Excerpted data:

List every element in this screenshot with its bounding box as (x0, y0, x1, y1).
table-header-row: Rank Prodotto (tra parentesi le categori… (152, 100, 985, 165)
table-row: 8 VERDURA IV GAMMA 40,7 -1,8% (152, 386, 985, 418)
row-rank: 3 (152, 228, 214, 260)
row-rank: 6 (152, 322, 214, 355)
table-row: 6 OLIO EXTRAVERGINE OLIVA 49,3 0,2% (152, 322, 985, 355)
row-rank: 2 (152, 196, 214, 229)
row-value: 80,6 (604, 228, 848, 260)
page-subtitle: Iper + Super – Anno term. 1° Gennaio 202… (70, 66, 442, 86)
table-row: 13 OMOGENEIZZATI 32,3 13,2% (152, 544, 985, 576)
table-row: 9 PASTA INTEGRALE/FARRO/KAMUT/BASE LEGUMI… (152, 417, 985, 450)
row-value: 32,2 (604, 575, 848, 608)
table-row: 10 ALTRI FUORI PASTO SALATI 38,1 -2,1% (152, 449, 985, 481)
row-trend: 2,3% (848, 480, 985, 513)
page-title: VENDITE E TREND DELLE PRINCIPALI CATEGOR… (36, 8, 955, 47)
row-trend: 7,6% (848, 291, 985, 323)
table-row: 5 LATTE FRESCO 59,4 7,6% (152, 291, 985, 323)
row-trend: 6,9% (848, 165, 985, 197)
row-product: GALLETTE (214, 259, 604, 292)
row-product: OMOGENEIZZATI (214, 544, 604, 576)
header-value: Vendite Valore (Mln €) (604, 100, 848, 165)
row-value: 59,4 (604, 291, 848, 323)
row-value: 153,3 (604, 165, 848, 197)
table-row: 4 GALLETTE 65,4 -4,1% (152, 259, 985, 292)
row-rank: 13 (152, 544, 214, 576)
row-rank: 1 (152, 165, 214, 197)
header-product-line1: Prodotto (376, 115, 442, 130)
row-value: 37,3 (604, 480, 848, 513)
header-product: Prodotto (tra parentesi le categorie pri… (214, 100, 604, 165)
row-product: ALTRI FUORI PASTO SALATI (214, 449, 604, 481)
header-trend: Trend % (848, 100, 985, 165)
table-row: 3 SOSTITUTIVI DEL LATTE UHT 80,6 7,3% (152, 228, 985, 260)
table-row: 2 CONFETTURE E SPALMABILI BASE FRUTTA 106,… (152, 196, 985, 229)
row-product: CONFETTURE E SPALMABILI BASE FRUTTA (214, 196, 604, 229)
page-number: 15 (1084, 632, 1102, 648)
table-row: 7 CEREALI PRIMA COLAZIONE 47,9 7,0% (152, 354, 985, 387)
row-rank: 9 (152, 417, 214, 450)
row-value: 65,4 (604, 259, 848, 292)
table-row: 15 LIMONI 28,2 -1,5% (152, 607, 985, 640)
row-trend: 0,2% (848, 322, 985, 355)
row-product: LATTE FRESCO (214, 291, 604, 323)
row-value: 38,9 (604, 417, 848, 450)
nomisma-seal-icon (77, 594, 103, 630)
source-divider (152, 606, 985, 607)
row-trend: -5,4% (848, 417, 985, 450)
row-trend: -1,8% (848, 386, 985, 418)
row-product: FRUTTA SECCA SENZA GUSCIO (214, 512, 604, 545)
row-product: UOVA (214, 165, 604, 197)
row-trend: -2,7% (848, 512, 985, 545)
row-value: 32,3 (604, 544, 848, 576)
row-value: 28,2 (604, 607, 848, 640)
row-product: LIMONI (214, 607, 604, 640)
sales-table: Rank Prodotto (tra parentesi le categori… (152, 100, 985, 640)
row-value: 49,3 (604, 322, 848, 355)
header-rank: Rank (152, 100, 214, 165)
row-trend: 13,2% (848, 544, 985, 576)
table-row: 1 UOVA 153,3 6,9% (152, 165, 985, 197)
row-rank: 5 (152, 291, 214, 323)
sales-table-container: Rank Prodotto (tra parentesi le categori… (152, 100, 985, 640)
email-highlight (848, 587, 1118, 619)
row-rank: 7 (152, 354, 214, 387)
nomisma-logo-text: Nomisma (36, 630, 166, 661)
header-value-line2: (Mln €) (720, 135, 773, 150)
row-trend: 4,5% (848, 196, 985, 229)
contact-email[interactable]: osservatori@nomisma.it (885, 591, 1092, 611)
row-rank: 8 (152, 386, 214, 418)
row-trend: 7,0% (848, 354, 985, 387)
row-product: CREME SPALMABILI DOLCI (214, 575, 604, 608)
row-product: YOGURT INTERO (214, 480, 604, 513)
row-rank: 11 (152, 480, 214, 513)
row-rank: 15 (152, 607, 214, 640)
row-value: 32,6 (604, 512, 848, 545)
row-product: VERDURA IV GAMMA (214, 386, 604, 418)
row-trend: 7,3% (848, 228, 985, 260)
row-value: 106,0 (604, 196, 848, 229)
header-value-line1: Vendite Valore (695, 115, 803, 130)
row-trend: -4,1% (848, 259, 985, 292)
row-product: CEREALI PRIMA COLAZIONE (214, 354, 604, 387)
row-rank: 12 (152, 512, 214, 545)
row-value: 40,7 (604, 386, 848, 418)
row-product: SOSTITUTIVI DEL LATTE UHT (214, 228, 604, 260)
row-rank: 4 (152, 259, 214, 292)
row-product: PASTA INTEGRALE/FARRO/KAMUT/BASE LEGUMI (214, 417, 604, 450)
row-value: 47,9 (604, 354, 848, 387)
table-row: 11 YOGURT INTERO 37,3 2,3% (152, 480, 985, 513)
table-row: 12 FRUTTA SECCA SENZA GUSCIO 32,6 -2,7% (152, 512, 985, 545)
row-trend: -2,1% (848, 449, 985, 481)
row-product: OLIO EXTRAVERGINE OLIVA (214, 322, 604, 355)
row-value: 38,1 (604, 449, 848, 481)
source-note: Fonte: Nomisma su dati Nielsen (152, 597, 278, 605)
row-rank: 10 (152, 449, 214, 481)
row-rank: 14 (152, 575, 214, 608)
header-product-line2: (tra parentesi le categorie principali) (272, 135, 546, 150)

What is needed: Return the data above exactly, from its first line through the line containing "table-row: 3 SOSTITUTIVI", both included.

Solution to this problem:
List every element in this screenshot with its bounding box as (x0, y0, x1, y1).
table-header-row: Rank Prodotto (tra parentesi le categori… (152, 100, 985, 165)
table-row: 8 VERDURA IV GAMMA 40,7 -1,8% (152, 386, 985, 418)
row-rank: 3 (152, 228, 214, 260)
row-rank: 6 (152, 322, 214, 355)
table-row: 6 OLIO EXTRAVERGINE OLIVA 49,3 0,2% (152, 322, 985, 355)
row-rank: 2 (152, 196, 214, 229)
row-value: 80,6 (604, 228, 848, 260)
page-subtitle: Iper + Super – Anno term. 1° Gennaio 202… (70, 66, 442, 86)
table-row: 13 OMOGENEIZZATI 32,3 13,2% (152, 544, 985, 576)
table-row: 9 PASTA INTEGRALE/FARRO/KAMUT/BASE LEGUMI… (152, 417, 985, 450)
row-value: 32,2 (604, 575, 848, 608)
table-row: 10 ALTRI FUORI PASTO SALATI 38,1 -2,1% (152, 449, 985, 481)
row-trend: 2,3% (848, 480, 985, 513)
page-title: VENDITE E TREND DELLE PRINCIPALI CATEGOR… (36, 8, 955, 47)
row-trend: 7,6% (848, 291, 985, 323)
table-row: 5 LATTE FRESCO 59,4 7,6% (152, 291, 985, 323)
row-trend: 6,9% (848, 165, 985, 197)
row-product: GALLETTE (214, 259, 604, 292)
row-product: OMOGENEIZZATI (214, 544, 604, 576)
header-value: Vendite Valore (Mln €) (604, 100, 848, 165)
row-value: 59,4 (604, 291, 848, 323)
row-value: 153,3 (604, 165, 848, 197)
table-row: 4 GALLETTE 65,4 -4,1% (152, 259, 985, 292)
row-rank: 13 (152, 544, 214, 576)
row-rank: 1 (152, 165, 214, 197)
header-product-line1: Prodotto (376, 115, 442, 130)
row-value: 37,3 (604, 480, 848, 513)
header-product: Prodotto (tra parentesi le categorie pri… (214, 100, 604, 165)
row-product: ALTRI FUORI PASTO SALATI (214, 449, 604, 481)
header-trend: Trend % (848, 100, 985, 165)
table-row: 3 SOSTITUTIVI DEL LATTE UHT 80,6 7,3% (152, 228, 985, 260)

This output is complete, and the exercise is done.